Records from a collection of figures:
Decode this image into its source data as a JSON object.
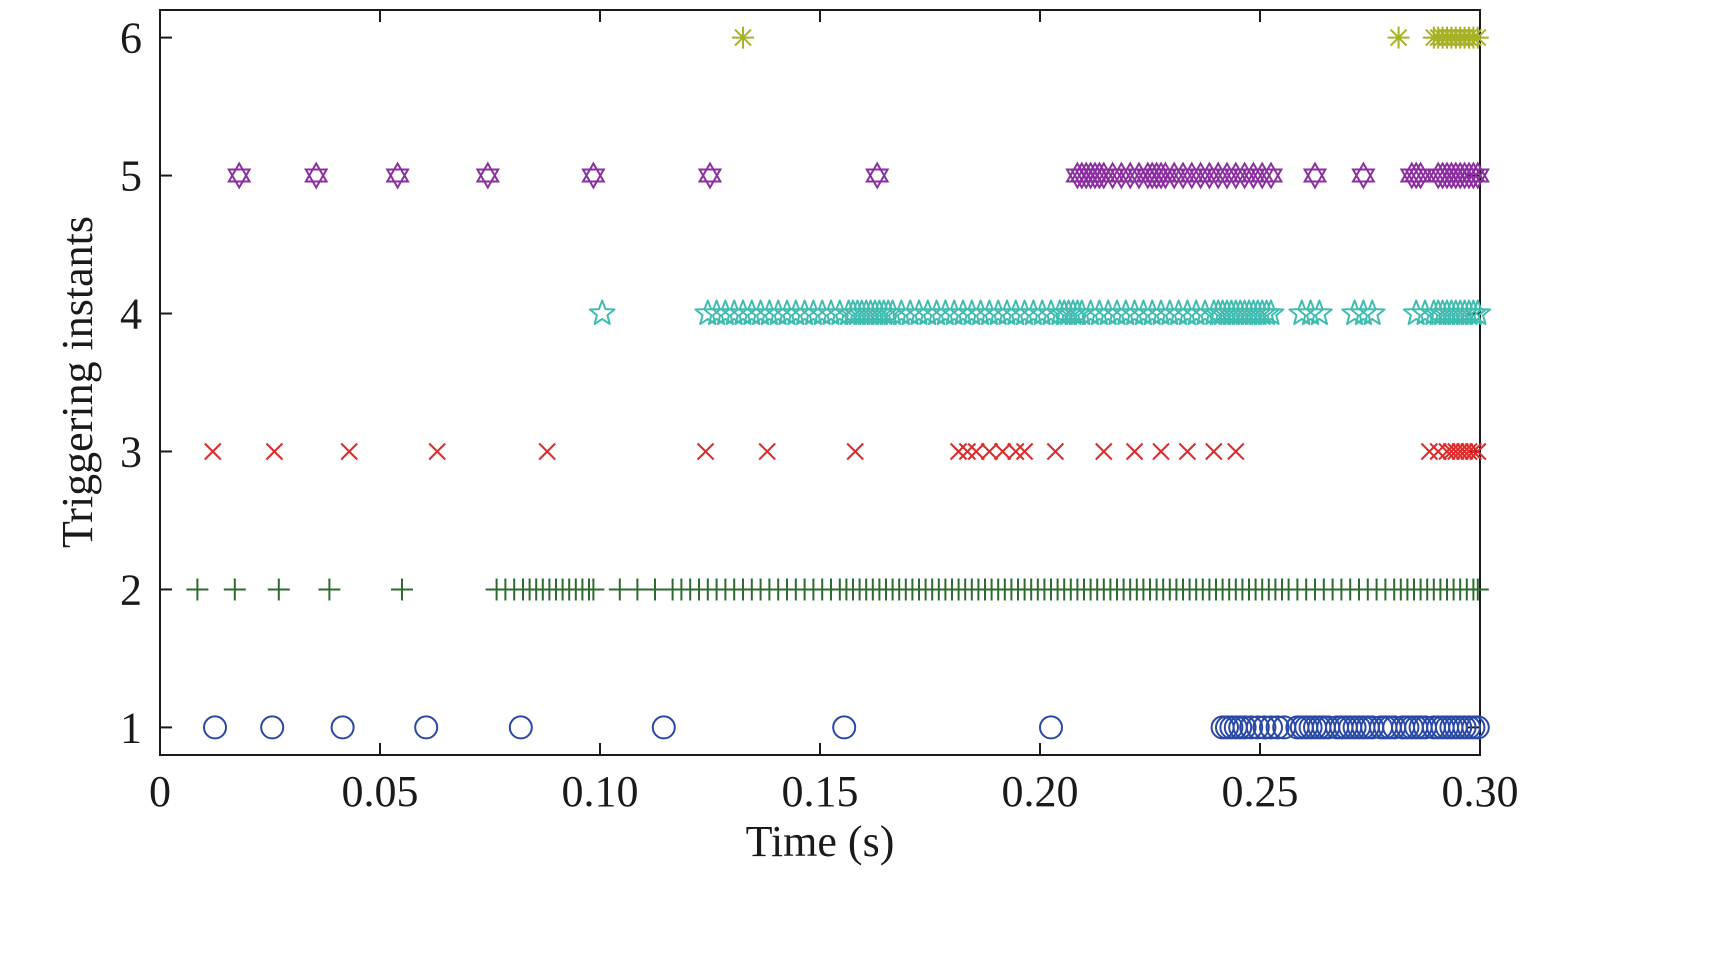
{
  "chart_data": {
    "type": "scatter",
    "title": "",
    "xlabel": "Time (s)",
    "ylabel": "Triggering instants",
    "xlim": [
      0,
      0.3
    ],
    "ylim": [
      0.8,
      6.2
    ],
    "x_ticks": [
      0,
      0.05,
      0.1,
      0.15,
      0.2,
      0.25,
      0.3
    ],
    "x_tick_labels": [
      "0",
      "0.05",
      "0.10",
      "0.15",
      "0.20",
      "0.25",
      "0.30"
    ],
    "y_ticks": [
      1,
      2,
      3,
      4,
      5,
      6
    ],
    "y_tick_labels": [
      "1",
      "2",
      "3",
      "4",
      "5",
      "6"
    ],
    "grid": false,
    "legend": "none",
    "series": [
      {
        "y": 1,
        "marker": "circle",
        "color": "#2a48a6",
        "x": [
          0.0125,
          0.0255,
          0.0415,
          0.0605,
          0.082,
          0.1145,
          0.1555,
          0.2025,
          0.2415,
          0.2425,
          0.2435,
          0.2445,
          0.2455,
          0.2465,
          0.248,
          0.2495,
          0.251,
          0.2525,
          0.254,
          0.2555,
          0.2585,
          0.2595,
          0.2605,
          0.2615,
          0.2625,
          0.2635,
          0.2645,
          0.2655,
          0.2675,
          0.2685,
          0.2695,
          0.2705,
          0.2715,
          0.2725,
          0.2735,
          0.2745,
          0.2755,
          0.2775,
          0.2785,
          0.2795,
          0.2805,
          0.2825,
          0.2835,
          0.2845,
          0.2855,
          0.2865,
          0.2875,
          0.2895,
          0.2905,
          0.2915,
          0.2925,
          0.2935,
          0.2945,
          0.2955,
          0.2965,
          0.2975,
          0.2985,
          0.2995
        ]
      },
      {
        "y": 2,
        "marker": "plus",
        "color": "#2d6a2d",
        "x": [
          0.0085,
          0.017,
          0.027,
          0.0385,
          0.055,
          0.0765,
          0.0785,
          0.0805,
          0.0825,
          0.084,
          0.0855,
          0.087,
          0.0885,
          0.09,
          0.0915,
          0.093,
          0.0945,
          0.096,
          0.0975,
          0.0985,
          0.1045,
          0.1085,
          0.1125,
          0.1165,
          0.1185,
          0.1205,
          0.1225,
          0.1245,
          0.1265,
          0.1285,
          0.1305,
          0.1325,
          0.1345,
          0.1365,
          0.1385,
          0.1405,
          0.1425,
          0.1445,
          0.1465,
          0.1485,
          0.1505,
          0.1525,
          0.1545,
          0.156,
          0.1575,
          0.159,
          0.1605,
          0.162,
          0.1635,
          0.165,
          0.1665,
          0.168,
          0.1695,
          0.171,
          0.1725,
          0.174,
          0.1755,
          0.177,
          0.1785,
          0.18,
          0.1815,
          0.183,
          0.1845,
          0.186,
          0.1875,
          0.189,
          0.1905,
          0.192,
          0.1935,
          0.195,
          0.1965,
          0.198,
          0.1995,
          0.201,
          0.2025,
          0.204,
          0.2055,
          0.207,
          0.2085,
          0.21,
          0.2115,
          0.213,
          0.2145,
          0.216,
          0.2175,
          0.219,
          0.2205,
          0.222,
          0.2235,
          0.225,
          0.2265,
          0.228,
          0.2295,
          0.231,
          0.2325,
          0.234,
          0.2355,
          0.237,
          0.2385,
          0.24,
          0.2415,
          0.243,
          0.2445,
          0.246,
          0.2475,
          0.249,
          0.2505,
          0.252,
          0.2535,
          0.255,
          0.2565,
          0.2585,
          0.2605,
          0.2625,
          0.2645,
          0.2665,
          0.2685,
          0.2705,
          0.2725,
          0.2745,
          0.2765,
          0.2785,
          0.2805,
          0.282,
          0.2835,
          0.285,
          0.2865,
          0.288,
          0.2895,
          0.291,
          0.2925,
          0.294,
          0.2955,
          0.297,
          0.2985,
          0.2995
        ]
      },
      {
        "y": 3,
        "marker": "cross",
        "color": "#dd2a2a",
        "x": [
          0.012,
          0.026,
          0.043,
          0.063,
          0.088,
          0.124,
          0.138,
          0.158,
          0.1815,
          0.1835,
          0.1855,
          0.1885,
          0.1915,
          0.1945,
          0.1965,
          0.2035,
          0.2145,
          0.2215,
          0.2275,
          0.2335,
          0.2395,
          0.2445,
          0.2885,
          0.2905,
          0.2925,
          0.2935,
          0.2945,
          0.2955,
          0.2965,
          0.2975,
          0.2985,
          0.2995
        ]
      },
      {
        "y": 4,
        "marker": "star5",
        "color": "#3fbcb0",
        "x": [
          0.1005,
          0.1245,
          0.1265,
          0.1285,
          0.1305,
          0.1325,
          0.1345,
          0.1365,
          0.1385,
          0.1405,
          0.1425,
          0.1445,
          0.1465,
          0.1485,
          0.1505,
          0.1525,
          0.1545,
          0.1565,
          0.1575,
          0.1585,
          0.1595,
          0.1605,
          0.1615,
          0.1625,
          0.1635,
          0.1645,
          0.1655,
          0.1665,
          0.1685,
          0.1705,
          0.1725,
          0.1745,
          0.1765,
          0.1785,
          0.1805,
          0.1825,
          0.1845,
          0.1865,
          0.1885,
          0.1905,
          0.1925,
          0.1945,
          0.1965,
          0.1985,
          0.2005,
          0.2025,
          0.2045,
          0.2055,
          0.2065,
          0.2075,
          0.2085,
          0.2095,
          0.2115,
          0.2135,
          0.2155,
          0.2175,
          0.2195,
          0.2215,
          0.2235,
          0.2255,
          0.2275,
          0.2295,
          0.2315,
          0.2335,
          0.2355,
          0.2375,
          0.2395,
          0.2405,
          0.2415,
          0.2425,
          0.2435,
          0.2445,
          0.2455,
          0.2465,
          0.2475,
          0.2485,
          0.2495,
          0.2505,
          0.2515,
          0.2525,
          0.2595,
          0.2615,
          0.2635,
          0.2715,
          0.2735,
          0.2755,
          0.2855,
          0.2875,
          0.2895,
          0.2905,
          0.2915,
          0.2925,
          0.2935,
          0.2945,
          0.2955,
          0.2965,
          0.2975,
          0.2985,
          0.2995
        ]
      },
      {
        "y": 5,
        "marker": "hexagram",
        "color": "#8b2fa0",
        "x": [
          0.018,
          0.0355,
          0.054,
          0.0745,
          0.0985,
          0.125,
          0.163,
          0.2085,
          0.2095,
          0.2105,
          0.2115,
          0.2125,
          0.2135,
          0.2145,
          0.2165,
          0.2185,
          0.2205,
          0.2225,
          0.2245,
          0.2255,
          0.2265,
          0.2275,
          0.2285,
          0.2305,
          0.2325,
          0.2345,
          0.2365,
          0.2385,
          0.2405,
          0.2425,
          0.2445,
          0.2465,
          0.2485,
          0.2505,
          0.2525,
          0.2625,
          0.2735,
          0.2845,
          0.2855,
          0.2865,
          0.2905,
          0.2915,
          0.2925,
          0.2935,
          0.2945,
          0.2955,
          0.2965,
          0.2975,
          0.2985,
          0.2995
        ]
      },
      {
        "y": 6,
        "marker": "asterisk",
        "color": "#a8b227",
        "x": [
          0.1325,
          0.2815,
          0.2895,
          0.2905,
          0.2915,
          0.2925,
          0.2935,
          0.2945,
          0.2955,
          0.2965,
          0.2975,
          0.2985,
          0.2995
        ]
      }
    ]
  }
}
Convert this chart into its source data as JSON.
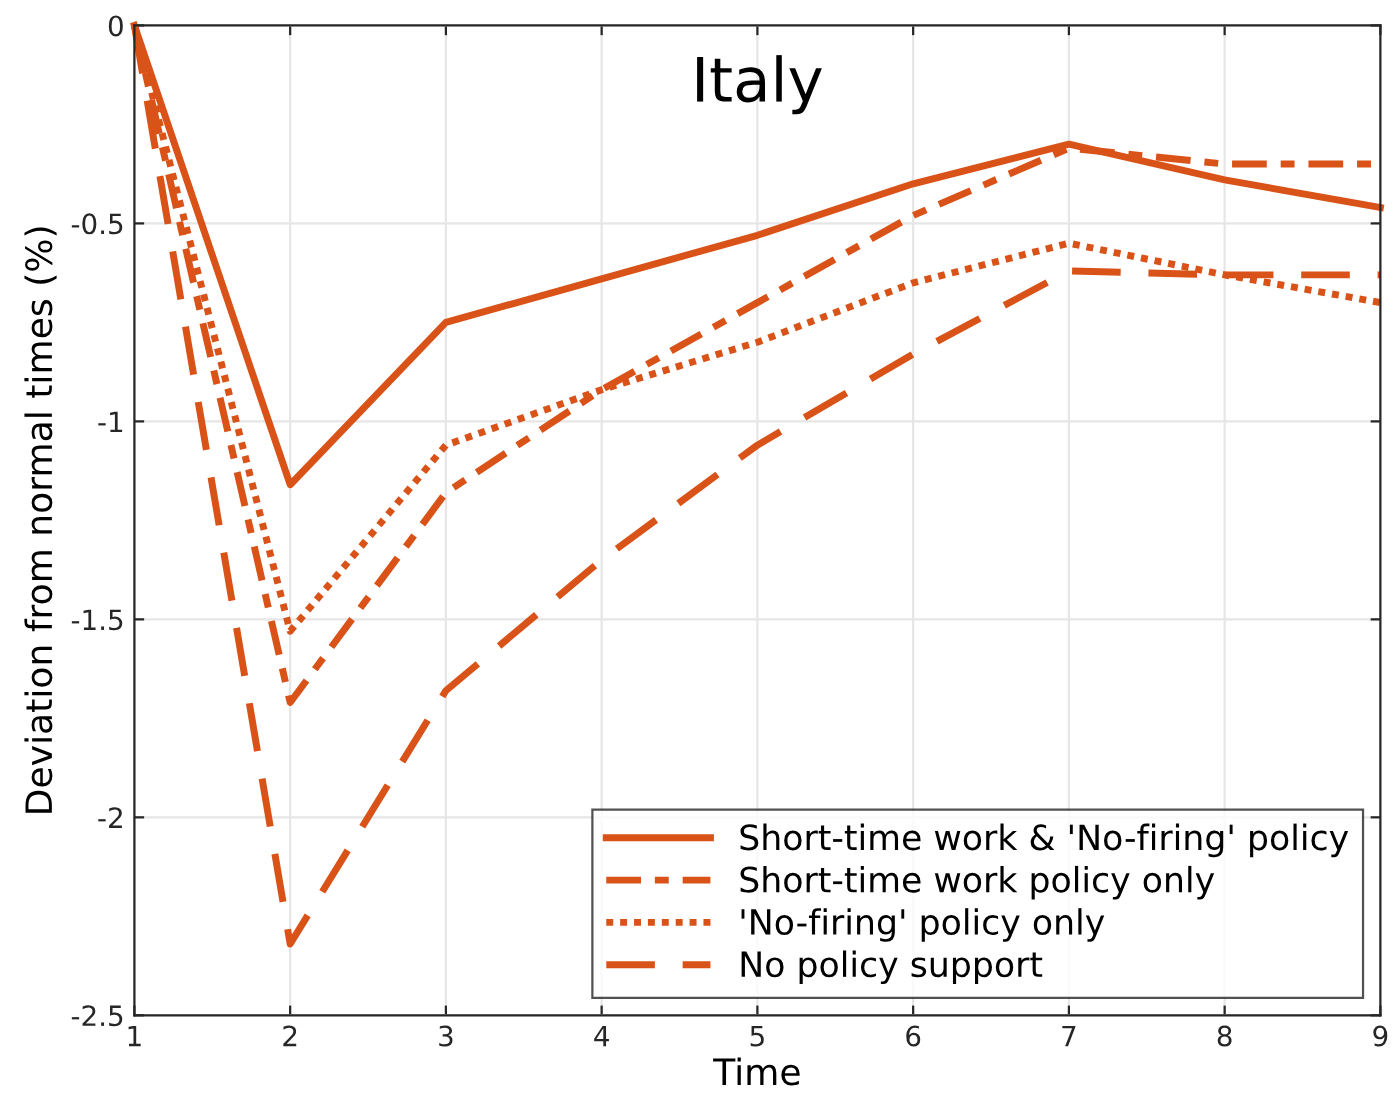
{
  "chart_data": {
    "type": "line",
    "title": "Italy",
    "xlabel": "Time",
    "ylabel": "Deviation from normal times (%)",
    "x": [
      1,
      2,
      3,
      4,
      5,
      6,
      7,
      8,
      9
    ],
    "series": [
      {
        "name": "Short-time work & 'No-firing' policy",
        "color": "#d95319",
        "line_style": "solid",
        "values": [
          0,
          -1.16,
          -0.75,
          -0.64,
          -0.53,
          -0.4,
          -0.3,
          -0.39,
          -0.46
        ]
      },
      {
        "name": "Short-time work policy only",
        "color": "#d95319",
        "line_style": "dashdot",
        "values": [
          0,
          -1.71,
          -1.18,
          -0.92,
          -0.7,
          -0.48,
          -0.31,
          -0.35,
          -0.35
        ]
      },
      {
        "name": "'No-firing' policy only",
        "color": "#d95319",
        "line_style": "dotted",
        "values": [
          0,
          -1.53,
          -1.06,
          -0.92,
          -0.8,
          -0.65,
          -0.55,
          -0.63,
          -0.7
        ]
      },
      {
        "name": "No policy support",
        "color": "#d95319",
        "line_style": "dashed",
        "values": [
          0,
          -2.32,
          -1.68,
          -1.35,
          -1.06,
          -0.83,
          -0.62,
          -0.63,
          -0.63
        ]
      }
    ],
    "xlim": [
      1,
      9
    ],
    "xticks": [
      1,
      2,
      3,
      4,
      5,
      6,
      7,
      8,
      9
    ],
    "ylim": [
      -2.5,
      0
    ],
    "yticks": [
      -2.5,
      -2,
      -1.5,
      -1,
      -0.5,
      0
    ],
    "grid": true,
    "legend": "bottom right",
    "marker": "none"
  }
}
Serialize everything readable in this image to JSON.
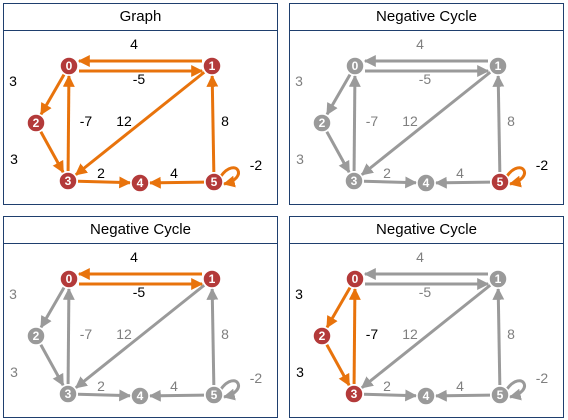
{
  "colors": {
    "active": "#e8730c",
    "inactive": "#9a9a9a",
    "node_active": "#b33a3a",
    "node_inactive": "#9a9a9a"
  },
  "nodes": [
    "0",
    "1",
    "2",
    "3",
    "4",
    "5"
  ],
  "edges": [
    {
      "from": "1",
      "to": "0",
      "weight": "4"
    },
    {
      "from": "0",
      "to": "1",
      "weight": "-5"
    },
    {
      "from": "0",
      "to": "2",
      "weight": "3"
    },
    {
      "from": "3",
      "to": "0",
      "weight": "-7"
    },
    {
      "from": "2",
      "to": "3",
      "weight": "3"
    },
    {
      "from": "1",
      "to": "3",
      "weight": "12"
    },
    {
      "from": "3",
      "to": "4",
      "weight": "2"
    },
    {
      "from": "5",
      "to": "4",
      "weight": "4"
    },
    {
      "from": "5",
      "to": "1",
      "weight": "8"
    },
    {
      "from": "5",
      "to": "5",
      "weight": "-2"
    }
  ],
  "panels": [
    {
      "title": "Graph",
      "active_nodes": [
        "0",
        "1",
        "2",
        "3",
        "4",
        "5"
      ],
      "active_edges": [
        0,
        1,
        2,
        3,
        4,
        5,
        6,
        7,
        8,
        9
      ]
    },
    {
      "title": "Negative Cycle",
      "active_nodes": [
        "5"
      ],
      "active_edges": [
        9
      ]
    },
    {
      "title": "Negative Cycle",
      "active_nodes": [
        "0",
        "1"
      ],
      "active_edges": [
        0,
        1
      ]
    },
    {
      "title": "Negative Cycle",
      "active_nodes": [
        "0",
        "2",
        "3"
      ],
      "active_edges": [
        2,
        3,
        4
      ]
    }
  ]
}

- Your objective -
Write out every line of the entries that holds the word "source".

- Solution to this problem -
Decode this image into its source data as a JSON object.
Convert this chart into its source data as JSON.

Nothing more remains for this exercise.